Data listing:
>> START

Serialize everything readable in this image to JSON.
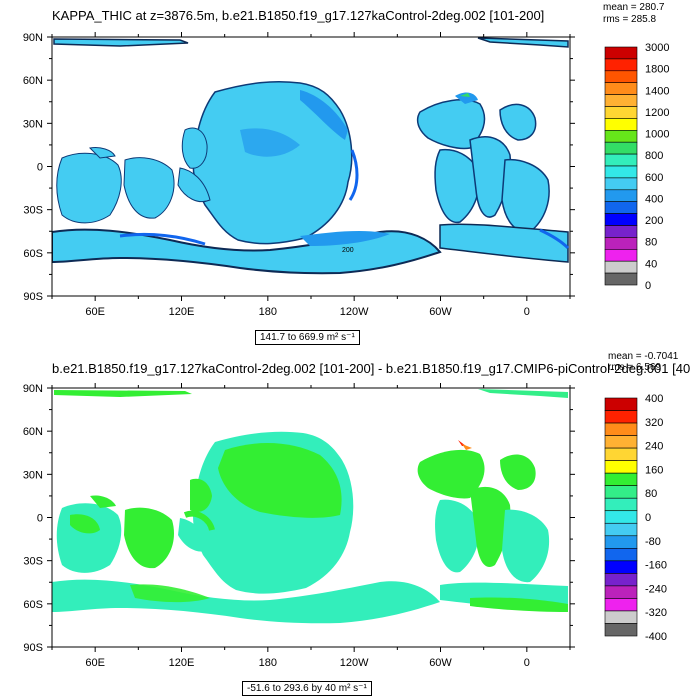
{
  "panels": [
    {
      "title": "KAPPA_THIC at z=3876.5m, b.e21.B1850.f19_g17.127kaControl-2deg.002 [101-200]",
      "stats": {
        "mean": "mean = 280.7",
        "rms": "rms = 285.8"
      },
      "range_text": "141.7 to 669.9 m² s⁻¹",
      "contour_label": "200",
      "colorbar_labels": [
        "3000",
        "1800",
        "1400",
        "1200",
        "1000",
        "800",
        "600",
        "400",
        "200",
        "80",
        "40",
        "0"
      ],
      "colorbar_colors": [
        "#cc0000",
        "#ff2200",
        "#ff5500",
        "#ff8c1a",
        "#ffb133",
        "#ffd633",
        "#ffff00",
        "#66e61a",
        "#33dd66",
        "#33eebb",
        "#33e8e8",
        "#44ccf2",
        "#2299ee",
        "#1166ee",
        "#0000ff",
        "#7722cc",
        "#bb22bb",
        "#ee22ee",
        "#cccccc",
        "#666666"
      ]
    },
    {
      "title": "b.e21.B1850.f19_g17.127kaControl-2deg.002 [101-200] - b.e21.B1850.f19_g17.CMIP6-piControl-2deg.001 [40",
      "stats": {
        "mean": "mean = -0.7041",
        "rms": "rms = 6.569"
      },
      "range_text": "-51.6 to 293.6 by 40 m² s⁻¹",
      "colorbar_labels": [
        "400",
        "320",
        "240",
        "160",
        "80",
        "0",
        "-80",
        "-160",
        "-240",
        "-320",
        "-400"
      ],
      "colorbar_colors": [
        "#cc0000",
        "#ff2200",
        "#ff8c1a",
        "#ffb133",
        "#ffd633",
        "#ffff00",
        "#33ee33",
        "#33ee88",
        "#33eebb",
        "#33e8e8",
        "#44ccf2",
        "#2299ee",
        "#1166ee",
        "#0000ff",
        "#7722cc",
        "#bb22bb",
        "#ee22ee",
        "#cccccc",
        "#666666"
      ]
    }
  ],
  "chart_data": [
    {
      "type": "heatmap",
      "title": "KAPPA_THIC at z=3876.5m, b.e21.B1850.f19_g17.127kaControl-2deg.002 [101-200]",
      "projection": "cylindrical equidistant, longitude 30E to 30E",
      "x_tick_labels": [
        "60E",
        "120E",
        "180",
        "120W",
        "60W",
        "0"
      ],
      "y_tick_labels": [
        "90N",
        "60N",
        "30N",
        "0",
        "30S",
        "60S",
        "90S"
      ],
      "xlim": [
        30,
        390
      ],
      "ylim": [
        -90,
        90
      ],
      "units": "m² s⁻¹",
      "mean": 280.7,
      "rms": 285.8,
      "min": 141.7,
      "max": 669.9,
      "contour_levels": [
        0,
        40,
        80,
        200,
        400,
        600,
        800,
        1000,
        1200,
        1400,
        1800,
        3000
      ],
      "dominant_level_band": [
        200,
        400
      ],
      "dominant_color": "#44ccf2"
    },
    {
      "type": "heatmap",
      "title": "b.e21.B1850.f19_g17.127kaControl-2deg.002 [101-200] - b.e21.B1850.f19_g17.CMIP6-piControl-2deg.001 [40",
      "projection": "cylindrical equidistant, longitude 30E to 30E",
      "x_tick_labels": [
        "60E",
        "120E",
        "180",
        "120W",
        "60W",
        "0"
      ],
      "y_tick_labels": [
        "90N",
        "60N",
        "30N",
        "0",
        "30S",
        "60S",
        "90S"
      ],
      "xlim": [
        30,
        390
      ],
      "ylim": [
        -90,
        90
      ],
      "units": "m² s⁻¹",
      "mean": -0.7041,
      "rms": 6.569,
      "min": -51.6,
      "max": 293.6,
      "contour_interval": 40,
      "contour_levels": [
        -400,
        -320,
        -240,
        -160,
        -80,
        0,
        80,
        160,
        240,
        320,
        400
      ],
      "dominant_level_bands": [
        [
          0,
          80
        ],
        [
          -80,
          0
        ]
      ],
      "dominant_colors": [
        "#33ee33",
        "#33eebb"
      ]
    }
  ]
}
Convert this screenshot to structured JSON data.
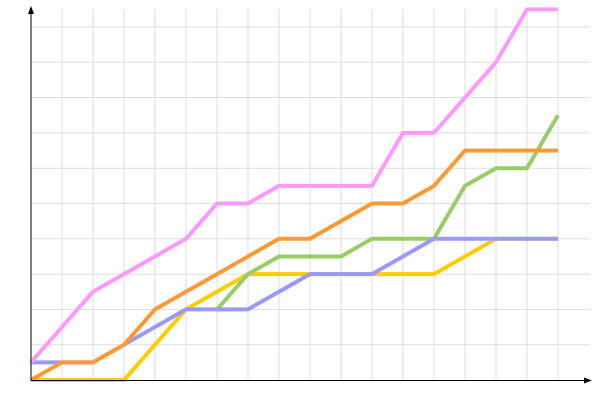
{
  "chart_data": {
    "type": "line",
    "title": "",
    "xlabel": "",
    "ylabel": "",
    "grid": true,
    "x": [
      0,
      1,
      2,
      3,
      4,
      5,
      6,
      7,
      8,
      9,
      10,
      11,
      12,
      13,
      14,
      15,
      16,
      17
    ],
    "xlim": [
      0,
      18
    ],
    "ylim": [
      0,
      10.5
    ],
    "series": [
      {
        "color": "#ffcc00",
        "values": [
          0,
          0,
          0,
          0,
          1,
          2,
          2.5,
          3,
          3,
          3,
          3,
          3,
          3,
          3,
          3.5,
          4,
          4,
          4
        ]
      },
      {
        "color": "#99cc66",
        "values": [
          null,
          null,
          null,
          null,
          null,
          null,
          2,
          3,
          3.5,
          3.5,
          3.5,
          4,
          4,
          4,
          5.5,
          6,
          6,
          7.5
        ]
      },
      {
        "color": "#9999ff",
        "values": [
          0.5,
          0.5,
          0.5,
          1,
          1.5,
          2,
          2,
          2,
          2.5,
          3,
          3,
          3,
          3.5,
          4,
          4,
          4,
          4,
          4
        ]
      },
      {
        "color": "#ff9933",
        "values": [
          0,
          0.5,
          0.5,
          1,
          2,
          2.5,
          3,
          3.5,
          4,
          4,
          4.5,
          5,
          5,
          5.5,
          6.5,
          6.5,
          6.5,
          6.5
        ]
      },
      {
        "color": "#ff99ff",
        "values": [
          0.5,
          1.5,
          2.5,
          3,
          3.5,
          4,
          5,
          5,
          5.5,
          5.5,
          5.5,
          5.5,
          7,
          7,
          8,
          9,
          10.5,
          10.5
        ]
      }
    ]
  }
}
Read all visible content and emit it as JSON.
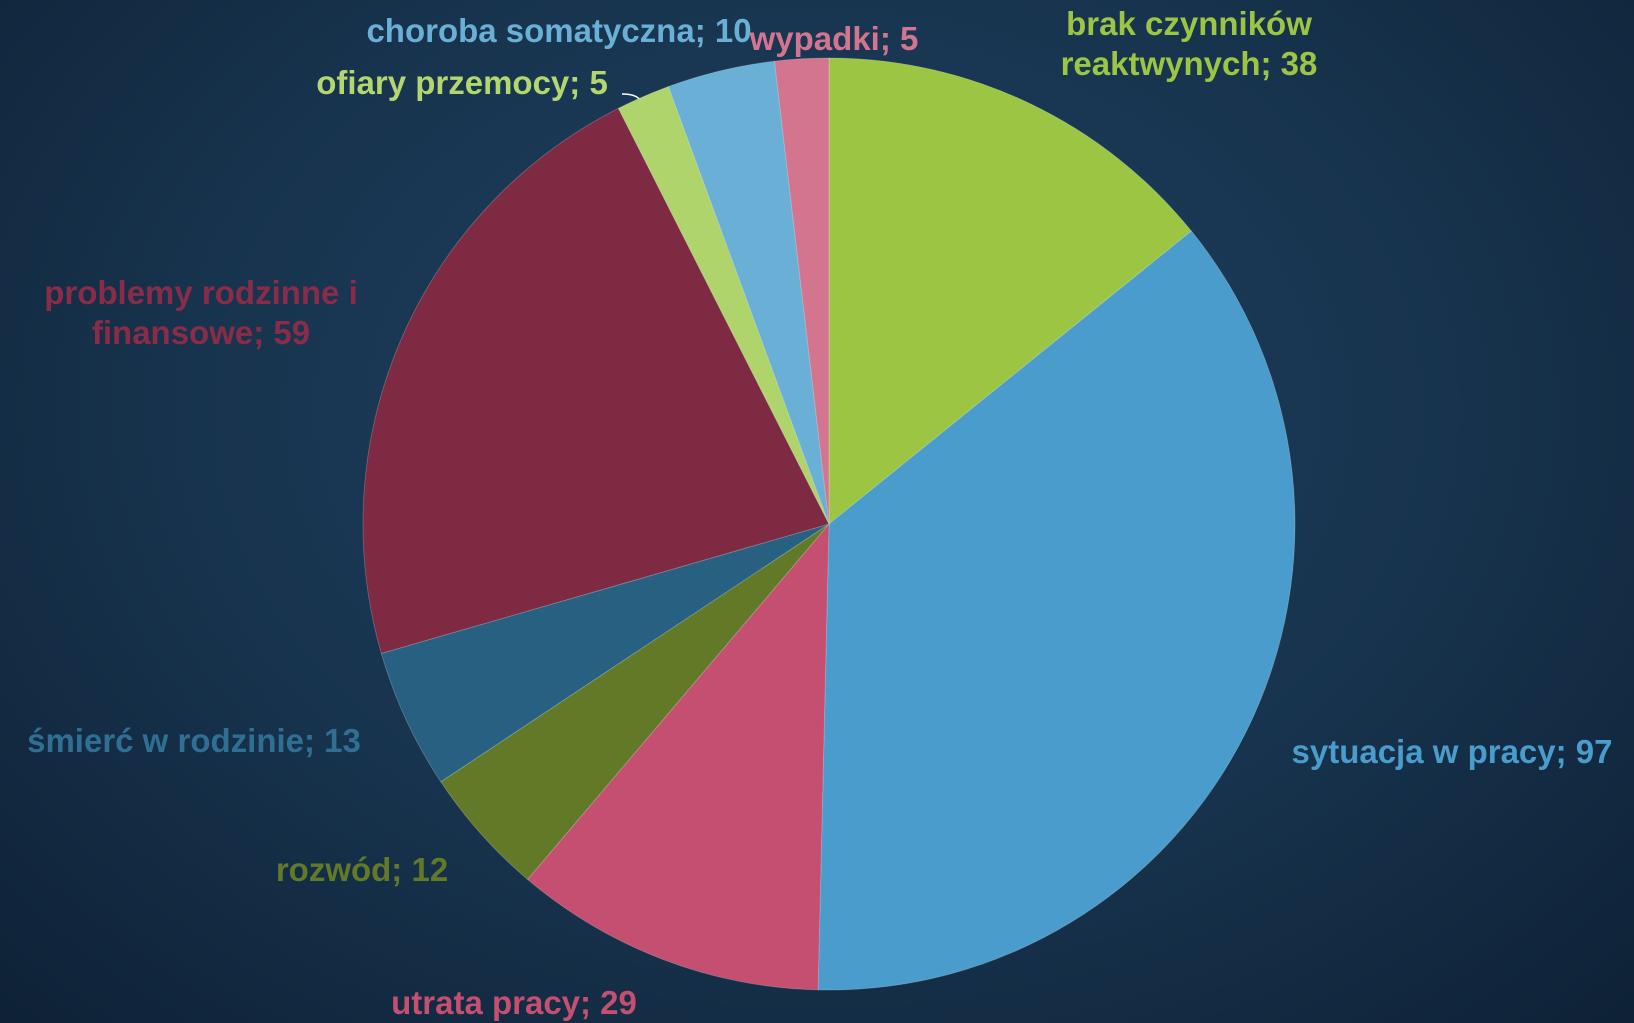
{
  "chart_data": {
    "type": "pie",
    "values": [
      38,
      97,
      29,
      12,
      13,
      59,
      5,
      10,
      5
    ],
    "value_labels": [
      "brak czynników reaktwynych; 38",
      "sytuacja w pracy; 97",
      "utrata pracy; 29",
      "rozwód; 12",
      "śmierć w rodzinie; 13",
      "problemy rodzinne i finansowe; 59",
      "ofiary przemocy; 5",
      "choroba somatyczna; 10",
      "wypadki; 5"
    ],
    "colors": [
      "#9dc544",
      "#4a9ccc",
      "#c44f70",
      "#627a28",
      "#276080",
      "#7e2a42",
      "#aed46b",
      "#6aafd6",
      "#d47590"
    ]
  }
}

>> END

Exercise description: Copy each line of the records precisely and drop any images they hold.

Answer to this task:
Serialize everything readable in this image to JSON.
{
  "panels": [
    {
      "title": "KAPPA_THIC at z=3876.5m, b.e21.B1850.f19_g17.127kaControl-2deg.002 [101-200]",
      "stats": {
        "mean": "mean = 280.7",
        "rms": "rms = 285.8"
      },
      "range_text": "141.7 to 669.9 m² s⁻¹",
      "contour_label": "200",
      "colorbar_labels": [
        "3000",
        "1800",
        "1400",
        "1200",
        "1000",
        "800",
        "600",
        "400",
        "200",
        "80",
        "40",
        "0"
      ],
      "colorbar_colors": [
        "#cc0000",
        "#ff2200",
        "#ff5500",
        "#ff8c1a",
        "#ffb133",
        "#ffd633",
        "#ffff00",
        "#66e61a",
        "#33dd66",
        "#33eebb",
        "#33e8e8",
        "#44ccf2",
        "#2299ee",
        "#1166ee",
        "#0000ff",
        "#7722cc",
        "#bb22bb",
        "#ee22ee",
        "#cccccc",
        "#666666"
      ]
    },
    {
      "title": "b.e21.B1850.f19_g17.127kaControl-2deg.002 [101-200] - b.e21.B1850.f19_g17.CMIP6-piControl-2deg.001 [40",
      "stats": {
        "mean": "mean = -0.7041",
        "rms": "rms = 6.569"
      },
      "range_text": "-51.6 to 293.6 by 40 m² s⁻¹",
      "colorbar_labels": [
        "400",
        "320",
        "240",
        "160",
        "80",
        "0",
        "-80",
        "-160",
        "-240",
        "-320",
        "-400"
      ],
      "colorbar_colors": [
        "#cc0000",
        "#ff2200",
        "#ff8c1a",
        "#ffb133",
        "#ffd633",
        "#ffff00",
        "#33ee33",
        "#33ee88",
        "#33eebb",
        "#33e8e8",
        "#44ccf2",
        "#2299ee",
        "#1166ee",
        "#0000ff",
        "#7722cc",
        "#bb22bb",
        "#ee22ee",
        "#cccccc",
        "#666666"
      ]
    }
  ],
  "chart_data": [
    {
      "type": "heatmap",
      "title": "KAPPA_THIC at z=3876.5m, b.e21.B1850.f19_g17.127kaControl-2deg.002 [101-200]",
      "projection": "cylindrical equidistant, longitude 30E to 30E",
      "x_tick_labels": [
        "60E",
        "120E",
        "180",
        "120W",
        "60W",
        "0"
      ],
      "y_tick_labels": [
        "90N",
        "60N",
        "30N",
        "0",
        "30S",
        "60S",
        "90S"
      ],
      "xlim": [
        30,
        390
      ],
      "ylim": [
        -90,
        90
      ],
      "units": "m² s⁻¹",
      "mean": 280.7,
      "rms": 285.8,
      "min": 141.7,
      "max": 669.9,
      "contour_levels": [
        0,
        40,
        80,
        200,
        400,
        600,
        800,
        1000,
        1200,
        1400,
        1800,
        3000
      ],
      "dominant_level_band": [
        200,
        400
      ],
      "dominant_color": "#44ccf2"
    },
    {
      "type": "heatmap",
      "title": "b.e21.B1850.f19_g17.127kaControl-2deg.002 [101-200] - b.e21.B1850.f19_g17.CMIP6-piControl-2deg.001 [40",
      "projection": "cylindrical equidistant, longitude 30E to 30E",
      "x_tick_labels": [
        "60E",
        "120E",
        "180",
        "120W",
        "60W",
        "0"
      ],
      "y_tick_labels": [
        "90N",
        "60N",
        "30N",
        "0",
        "30S",
        "60S",
        "90S"
      ],
      "xlim": [
        30,
        390
      ],
      "ylim": [
        -90,
        90
      ],
      "units": "m² s⁻¹",
      "mean": -0.7041,
      "rms": 6.569,
      "min": -51.6,
      "max": 293.6,
      "contour_interval": 40,
      "contour_levels": [
        -400,
        -320,
        -240,
        -160,
        -80,
        0,
        80,
        160,
        240,
        320,
        400
      ],
      "dominant_level_bands": [
        [
          0,
          80
        ],
        [
          -80,
          0
        ]
      ],
      "dominant_colors": [
        "#33ee33",
        "#33eebb"
      ]
    }
  ]
}
Convert this screenshot to structured JSON data.
{
  "chart_data": {
    "type": "line",
    "title": "",
    "xlabel": "",
    "ylabel": "",
    "grid": true,
    "x": [
      0,
      1,
      2,
      3,
      4,
      5,
      6,
      7,
      8,
      9,
      10,
      11,
      12,
      13,
      14,
      15,
      16,
      17
    ],
    "xlim": [
      0,
      18
    ],
    "ylim": [
      0,
      10.5
    ],
    "series": [
      {
        "color": "#ffcc00",
        "values": [
          0,
          0,
          0,
          0,
          1,
          2,
          2.5,
          3,
          3,
          3,
          3,
          3,
          3,
          3,
          3.5,
          4,
          4,
          4
        ]
      },
      {
        "color": "#99cc66",
        "values": [
          null,
          null,
          null,
          null,
          null,
          null,
          2,
          3,
          3.5,
          3.5,
          3.5,
          4,
          4,
          4,
          5.5,
          6,
          6,
          7.5
        ]
      },
      {
        "color": "#9999ff",
        "values": [
          0.5,
          0.5,
          0.5,
          1,
          1.5,
          2,
          2,
          2,
          2.5,
          3,
          3,
          3,
          3.5,
          4,
          4,
          4,
          4,
          4
        ]
      },
      {
        "color": "#ff9933",
        "values": [
          0,
          0.5,
          0.5,
          1,
          2,
          2.5,
          3,
          3.5,
          4,
          4,
          4.5,
          5,
          5,
          5.5,
          6.5,
          6.5,
          6.5,
          6.5
        ]
      },
      {
        "color": "#ff99ff",
        "values": [
          0.5,
          1.5,
          2.5,
          3,
          3.5,
          4,
          5,
          5,
          5.5,
          5.5,
          5.5,
          5.5,
          7,
          7,
          8,
          9,
          10.5,
          10.5
        ]
      }
    ]
  }
}
Read all visible content and emit it as JSON.
{
  "chart_data": {
    "type": "pie",
    "values": [
      38,
      97,
      29,
      12,
      13,
      59,
      5,
      10,
      5
    ],
    "value_labels": [
      "brak czynników reaktwynych; 38",
      "sytuacja w pracy; 97",
      "utrata pracy; 29",
      "rozwód; 12",
      "śmierć w rodzinie; 13",
      "problemy rodzinne i finansowe; 59",
      "ofiary przemocy; 5",
      "choroba somatyczna; 10",
      "wypadki; 5"
    ],
    "colors": [
      "#9dc544",
      "#4a9ccc",
      "#c44f70",
      "#627a28",
      "#276080",
      "#7e2a42",
      "#aed46b",
      "#6aafd6",
      "#d47590"
    ]
  }
}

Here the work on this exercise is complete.